*Material for the task*.
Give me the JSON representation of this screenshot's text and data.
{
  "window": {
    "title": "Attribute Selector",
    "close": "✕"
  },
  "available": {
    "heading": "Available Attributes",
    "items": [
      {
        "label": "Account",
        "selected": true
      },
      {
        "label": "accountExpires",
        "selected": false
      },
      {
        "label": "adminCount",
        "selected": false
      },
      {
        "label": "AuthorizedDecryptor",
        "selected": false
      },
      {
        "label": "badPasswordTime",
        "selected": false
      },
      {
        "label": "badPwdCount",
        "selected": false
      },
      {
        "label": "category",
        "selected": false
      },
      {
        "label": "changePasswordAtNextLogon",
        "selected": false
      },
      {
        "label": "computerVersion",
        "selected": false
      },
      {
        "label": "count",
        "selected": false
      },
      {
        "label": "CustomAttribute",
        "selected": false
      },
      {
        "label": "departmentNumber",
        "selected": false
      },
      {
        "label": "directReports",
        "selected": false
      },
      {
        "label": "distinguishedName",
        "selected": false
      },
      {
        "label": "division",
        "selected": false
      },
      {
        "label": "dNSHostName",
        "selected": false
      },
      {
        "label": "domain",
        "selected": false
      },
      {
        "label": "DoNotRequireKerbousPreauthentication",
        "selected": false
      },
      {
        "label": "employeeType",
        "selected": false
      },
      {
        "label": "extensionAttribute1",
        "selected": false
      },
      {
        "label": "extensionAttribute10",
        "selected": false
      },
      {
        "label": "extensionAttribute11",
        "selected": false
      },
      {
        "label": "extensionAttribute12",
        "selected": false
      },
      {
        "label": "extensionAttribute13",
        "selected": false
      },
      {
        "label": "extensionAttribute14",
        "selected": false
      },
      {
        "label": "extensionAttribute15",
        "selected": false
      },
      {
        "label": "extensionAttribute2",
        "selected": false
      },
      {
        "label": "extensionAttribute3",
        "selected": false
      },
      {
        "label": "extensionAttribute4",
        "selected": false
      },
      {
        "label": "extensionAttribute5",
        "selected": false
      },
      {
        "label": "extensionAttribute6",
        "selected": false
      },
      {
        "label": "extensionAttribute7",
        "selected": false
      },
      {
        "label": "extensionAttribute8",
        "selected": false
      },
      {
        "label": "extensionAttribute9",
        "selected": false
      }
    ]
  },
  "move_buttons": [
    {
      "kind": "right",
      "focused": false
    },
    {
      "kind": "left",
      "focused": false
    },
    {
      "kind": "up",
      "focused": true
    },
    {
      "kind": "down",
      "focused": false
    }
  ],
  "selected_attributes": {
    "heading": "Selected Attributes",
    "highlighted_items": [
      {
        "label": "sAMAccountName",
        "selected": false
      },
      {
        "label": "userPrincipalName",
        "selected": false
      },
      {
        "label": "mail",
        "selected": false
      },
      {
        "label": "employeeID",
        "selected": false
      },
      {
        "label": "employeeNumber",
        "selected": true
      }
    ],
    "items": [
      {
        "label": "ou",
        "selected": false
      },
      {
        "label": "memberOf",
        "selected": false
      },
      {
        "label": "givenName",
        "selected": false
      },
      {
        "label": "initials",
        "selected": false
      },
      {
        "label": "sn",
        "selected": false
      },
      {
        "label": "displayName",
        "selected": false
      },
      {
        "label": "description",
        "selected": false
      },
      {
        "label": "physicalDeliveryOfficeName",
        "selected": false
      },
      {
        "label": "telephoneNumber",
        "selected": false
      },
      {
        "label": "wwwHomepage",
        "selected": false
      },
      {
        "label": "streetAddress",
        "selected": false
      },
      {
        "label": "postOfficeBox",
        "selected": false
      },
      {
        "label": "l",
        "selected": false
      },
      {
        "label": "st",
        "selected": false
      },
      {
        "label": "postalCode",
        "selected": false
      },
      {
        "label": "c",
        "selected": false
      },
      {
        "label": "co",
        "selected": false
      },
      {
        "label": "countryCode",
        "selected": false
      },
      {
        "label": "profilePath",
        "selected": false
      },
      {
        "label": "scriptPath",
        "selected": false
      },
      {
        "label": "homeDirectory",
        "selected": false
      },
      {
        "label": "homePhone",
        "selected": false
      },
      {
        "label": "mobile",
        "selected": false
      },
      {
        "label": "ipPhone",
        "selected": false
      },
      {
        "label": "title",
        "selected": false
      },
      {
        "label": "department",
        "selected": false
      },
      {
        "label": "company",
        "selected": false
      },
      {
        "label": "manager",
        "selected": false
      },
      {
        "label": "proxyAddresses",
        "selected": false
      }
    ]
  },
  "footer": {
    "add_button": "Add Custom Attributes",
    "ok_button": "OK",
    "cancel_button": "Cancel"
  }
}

*Task directions*. From the listing above, extract every line exactly as it stands.

*Written response*.
Give me the JSON representation of this screenshot's text and data.
{
  "window": {
    "title": "Attribute Selector",
    "close": "✕"
  },
  "available": {
    "heading": "Available Attributes",
    "items": [
      {
        "label": "Account",
        "selected": true
      },
      {
        "label": "accountExpires",
        "selected": false
      },
      {
        "label": "adminCount",
        "selected": false
      },
      {
        "label": "AuthorizedDecryptor",
        "selected": false
      },
      {
        "label": "badPasswordTime",
        "selected": false
      },
      {
        "label": "badPwdCount",
        "selected": false
      },
      {
        "label": "category",
        "selected": false
      },
      {
        "label": "changePasswordAtNextLogon",
        "selected": false
      },
      {
        "label": "computerVersion",
        "selected": false
      },
      {
        "label": "count",
        "selected": false
      },
      {
        "label": "CustomAttribute",
        "selected": false
      },
      {
        "label": "departmentNumber",
        "selected": false
      },
      {
        "label": "directReports",
        "selected": false
      },
      {
        "label": "distinguishedName",
        "selected": false
      },
      {
        "label": "division",
        "selected": false
      },
      {
        "label": "dNSHostName",
        "selected": false
      },
      {
        "label": "domain",
        "selected": false
      },
      {
        "label": "DoNotRequireKerbousPreauthentication",
        "selected": false
      },
      {
        "label": "employeeType",
        "selected": false
      },
      {
        "label": "extensionAttribute1",
        "selected": false
      },
      {
        "label": "extensionAttribute10",
        "selected": false
      },
      {
        "label": "extensionAttribute11",
        "selected": false
      },
      {
        "label": "extensionAttribute12",
        "selected": false
      },
      {
        "label": "extensionAttribute13",
        "selected": false
      },
      {
        "label": "extensionAttribute14",
        "selected": false
      },
      {
        "label": "extensionAttribute15",
        "selected": false
      },
      {
        "label": "extensionAttribute2",
        "selected": false
      },
      {
        "label": "extensionAttribute3",
        "selected": false
      },
      {
        "label": "extensionAttribute4",
        "selected": false
      },
      {
        "label": "extensionAttribute5",
        "selected": false
      },
      {
        "label": "extensionAttribute6",
        "selected": false
      },
      {
        "label": "extensionAttribute7",
        "selected": false
      },
      {
        "label": "extensionAttribute8",
        "selected": false
      },
      {
        "label": "extensionAttribute9",
        "selected": false
      }
    ]
  },
  "move_buttons": [
    {
      "kind": "right",
      "focused": false
    },
    {
      "kind": "left",
      "focused": false
    },
    {
      "kind": "up",
      "focused": true
    },
    {
      "kind": "down",
      "focused": false
    }
  ],
  "selected_attributes": {
    "heading": "Selected Attributes",
    "highlighted_items": [
      {
        "label": "sAMAccountName",
        "selected": false
      },
      {
        "label": "userPrincipalName",
        "selected": false
      },
      {
        "label": "mail",
        "selected": false
      },
      {
        "label": "employeeID",
        "selected": false
      },
      {
        "label": "employeeNumber",
        "selected": true
      }
    ],
    "items": [
      {
        "label": "ou",
        "selected": false
      },
      {
        "label": "memberOf",
        "selected": false
      },
      {
        "label": "givenName",
        "selected": false
      },
      {
        "label": "initials",
        "selected": false
      },
      {
        "label": "sn",
        "selected": false
      },
      {
        "label": "displayName",
        "selected": false
      },
      {
        "label": "description",
        "selected": false
      },
      {
        "label": "physicalDeliveryOfficeName",
        "selected": false
      },
      {
        "label": "telephoneNumber",
        "selected": false
      },
      {
        "label": "wwwHomepage",
        "selected": false
      },
      {
        "label": "streetAddress",
        "selected": false
      },
      {
        "label": "postOfficeBox",
        "selected": false
      },
      {
        "label": "l",
        "selected": false
      },
      {
        "label": "st",
        "selected": false
      },
      {
        "label": "postalCode",
        "selected": false
      },
      {
        "label": "c",
        "selected": false
      },
      {
        "label": "co",
        "selected": false
      },
      {
        "label": "countryCode",
        "selected": false
      },
      {
        "label": "profilePath",
        "selected": false
      },
      {
        "label": "scriptPath",
        "selected": false
      },
      {
        "label": "homeDirectory",
        "selected": false
      },
      {
        "label": "homePhone",
        "selected": false
      },
      {
        "label": "mobile",
        "selected": false
      },
      {
        "label": "ipPhone",
        "selected": false
      },
      {
        "label": "title",
        "selected": false
      },
      {
        "label": "department",
        "selected": false
      },
      {
        "label": "company",
        "selected": false
      },
      {
        "label": "manager",
        "selected": false
      },
      {
        "label": "proxyAddresses",
        "selected": false
      }
    ]
  },
  "footer": {
    "add_button": "Add Custom Attributes",
    "ok_button": "OK",
    "cancel_button": "Cancel"
  }
}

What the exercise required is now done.